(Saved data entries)
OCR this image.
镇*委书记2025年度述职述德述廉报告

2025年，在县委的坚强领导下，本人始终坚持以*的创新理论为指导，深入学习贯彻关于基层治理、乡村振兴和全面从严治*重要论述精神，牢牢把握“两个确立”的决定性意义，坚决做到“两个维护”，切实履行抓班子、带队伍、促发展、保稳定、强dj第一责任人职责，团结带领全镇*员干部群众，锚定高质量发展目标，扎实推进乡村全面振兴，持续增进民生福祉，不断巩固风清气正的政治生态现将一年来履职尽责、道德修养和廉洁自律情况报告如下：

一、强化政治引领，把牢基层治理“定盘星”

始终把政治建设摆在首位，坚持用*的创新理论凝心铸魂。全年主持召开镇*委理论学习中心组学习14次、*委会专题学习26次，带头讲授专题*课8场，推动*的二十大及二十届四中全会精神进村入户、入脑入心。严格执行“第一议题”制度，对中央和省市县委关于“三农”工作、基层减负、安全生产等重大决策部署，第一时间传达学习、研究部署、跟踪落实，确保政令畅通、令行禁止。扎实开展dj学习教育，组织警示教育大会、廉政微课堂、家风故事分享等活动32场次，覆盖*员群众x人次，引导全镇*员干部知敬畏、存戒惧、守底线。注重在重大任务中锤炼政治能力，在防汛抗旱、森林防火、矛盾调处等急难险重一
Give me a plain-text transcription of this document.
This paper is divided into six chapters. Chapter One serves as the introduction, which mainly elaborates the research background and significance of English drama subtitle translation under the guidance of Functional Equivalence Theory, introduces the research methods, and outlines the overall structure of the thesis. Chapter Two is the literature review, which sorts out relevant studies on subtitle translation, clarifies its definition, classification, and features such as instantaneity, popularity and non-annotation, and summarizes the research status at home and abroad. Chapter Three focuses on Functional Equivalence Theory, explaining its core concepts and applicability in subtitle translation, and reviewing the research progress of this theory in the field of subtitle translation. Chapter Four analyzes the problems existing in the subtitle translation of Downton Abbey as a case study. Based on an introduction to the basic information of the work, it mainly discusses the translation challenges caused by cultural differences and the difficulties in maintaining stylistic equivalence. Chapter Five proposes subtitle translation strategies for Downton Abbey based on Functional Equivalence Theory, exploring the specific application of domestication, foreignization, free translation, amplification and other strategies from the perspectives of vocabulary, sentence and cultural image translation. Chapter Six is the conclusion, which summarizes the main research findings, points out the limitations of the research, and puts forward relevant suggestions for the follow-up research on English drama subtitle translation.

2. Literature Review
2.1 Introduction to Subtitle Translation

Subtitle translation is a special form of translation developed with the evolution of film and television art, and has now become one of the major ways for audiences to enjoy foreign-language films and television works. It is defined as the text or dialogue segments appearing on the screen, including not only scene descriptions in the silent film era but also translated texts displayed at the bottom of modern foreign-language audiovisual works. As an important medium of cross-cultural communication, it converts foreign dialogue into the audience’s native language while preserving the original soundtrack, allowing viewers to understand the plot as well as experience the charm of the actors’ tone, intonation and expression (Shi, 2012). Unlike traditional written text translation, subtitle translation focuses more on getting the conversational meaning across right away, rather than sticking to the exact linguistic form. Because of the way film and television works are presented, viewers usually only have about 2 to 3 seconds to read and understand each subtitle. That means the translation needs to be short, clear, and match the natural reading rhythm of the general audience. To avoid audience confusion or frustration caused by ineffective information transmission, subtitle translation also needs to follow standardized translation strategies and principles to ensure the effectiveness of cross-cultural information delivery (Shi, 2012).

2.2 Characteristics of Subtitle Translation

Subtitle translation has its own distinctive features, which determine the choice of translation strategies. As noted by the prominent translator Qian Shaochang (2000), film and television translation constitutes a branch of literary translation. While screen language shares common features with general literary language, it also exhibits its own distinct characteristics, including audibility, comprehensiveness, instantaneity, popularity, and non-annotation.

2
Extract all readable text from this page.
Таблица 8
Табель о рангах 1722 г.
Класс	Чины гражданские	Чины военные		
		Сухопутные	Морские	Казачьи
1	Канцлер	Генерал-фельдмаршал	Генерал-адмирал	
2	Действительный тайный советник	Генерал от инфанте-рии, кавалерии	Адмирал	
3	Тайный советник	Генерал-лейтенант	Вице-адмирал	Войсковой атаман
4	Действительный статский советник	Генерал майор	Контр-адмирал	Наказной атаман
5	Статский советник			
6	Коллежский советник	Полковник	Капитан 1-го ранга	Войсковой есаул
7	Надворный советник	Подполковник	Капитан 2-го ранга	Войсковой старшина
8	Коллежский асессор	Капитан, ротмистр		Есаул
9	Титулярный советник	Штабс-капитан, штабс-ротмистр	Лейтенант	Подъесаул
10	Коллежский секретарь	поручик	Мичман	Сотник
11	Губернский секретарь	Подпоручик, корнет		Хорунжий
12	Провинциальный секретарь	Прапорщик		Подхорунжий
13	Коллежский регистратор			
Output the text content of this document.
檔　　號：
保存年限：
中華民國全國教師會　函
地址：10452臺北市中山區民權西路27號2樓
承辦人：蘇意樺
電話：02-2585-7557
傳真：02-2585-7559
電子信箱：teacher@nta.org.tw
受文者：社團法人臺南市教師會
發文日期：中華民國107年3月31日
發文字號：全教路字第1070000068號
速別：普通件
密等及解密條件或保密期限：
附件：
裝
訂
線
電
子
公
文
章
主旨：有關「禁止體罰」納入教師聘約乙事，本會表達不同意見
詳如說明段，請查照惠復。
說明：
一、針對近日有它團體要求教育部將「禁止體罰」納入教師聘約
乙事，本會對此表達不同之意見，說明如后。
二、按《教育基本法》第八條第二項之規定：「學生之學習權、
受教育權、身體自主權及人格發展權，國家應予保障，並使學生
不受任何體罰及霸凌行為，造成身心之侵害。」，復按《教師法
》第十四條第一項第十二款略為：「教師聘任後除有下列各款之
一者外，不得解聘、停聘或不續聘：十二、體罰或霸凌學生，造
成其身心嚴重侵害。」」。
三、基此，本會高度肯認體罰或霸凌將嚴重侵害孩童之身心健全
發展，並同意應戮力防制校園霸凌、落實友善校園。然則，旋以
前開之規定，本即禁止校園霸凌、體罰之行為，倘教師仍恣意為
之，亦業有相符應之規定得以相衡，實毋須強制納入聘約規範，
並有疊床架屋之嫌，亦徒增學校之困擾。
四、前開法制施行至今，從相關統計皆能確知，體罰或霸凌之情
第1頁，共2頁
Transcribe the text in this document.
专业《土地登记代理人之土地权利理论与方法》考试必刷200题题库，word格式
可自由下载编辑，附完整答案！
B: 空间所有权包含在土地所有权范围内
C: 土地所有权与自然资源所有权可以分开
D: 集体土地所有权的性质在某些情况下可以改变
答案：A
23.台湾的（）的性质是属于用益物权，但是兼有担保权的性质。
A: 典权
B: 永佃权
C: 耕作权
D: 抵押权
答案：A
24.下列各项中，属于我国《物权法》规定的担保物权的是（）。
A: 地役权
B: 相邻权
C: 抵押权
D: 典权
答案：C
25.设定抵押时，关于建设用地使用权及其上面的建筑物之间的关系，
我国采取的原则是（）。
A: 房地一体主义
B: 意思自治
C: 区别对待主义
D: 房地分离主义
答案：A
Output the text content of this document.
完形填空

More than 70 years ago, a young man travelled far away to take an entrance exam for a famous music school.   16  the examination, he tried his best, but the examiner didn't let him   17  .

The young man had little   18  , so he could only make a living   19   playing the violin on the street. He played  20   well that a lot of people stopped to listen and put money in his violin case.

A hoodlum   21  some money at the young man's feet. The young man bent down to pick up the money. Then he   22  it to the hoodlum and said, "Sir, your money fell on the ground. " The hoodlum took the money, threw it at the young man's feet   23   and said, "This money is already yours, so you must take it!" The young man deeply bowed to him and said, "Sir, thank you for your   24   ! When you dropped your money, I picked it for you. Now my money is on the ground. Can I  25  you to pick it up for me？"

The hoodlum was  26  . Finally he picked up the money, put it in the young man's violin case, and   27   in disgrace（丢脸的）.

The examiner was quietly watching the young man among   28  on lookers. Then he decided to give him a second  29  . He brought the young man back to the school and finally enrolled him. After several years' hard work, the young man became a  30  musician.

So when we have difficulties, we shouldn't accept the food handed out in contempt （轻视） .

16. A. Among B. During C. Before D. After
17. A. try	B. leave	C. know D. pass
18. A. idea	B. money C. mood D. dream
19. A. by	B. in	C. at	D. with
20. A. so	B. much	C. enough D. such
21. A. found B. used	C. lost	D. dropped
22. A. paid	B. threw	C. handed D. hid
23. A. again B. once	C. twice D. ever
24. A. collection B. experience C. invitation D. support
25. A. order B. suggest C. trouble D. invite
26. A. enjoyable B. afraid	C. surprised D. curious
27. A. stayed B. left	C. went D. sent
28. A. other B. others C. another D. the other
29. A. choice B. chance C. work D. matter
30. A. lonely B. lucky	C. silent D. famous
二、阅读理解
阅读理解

Task description: Write out every line of the data that holds the word "атаман".

Answer to this problem:
3	Тайный советник	Генерал-лейтенант	Вице-адмирал	Войсковой атаман
4	Действительный статский советник	Генерал майор	Контр-адмирал	Наказной атаман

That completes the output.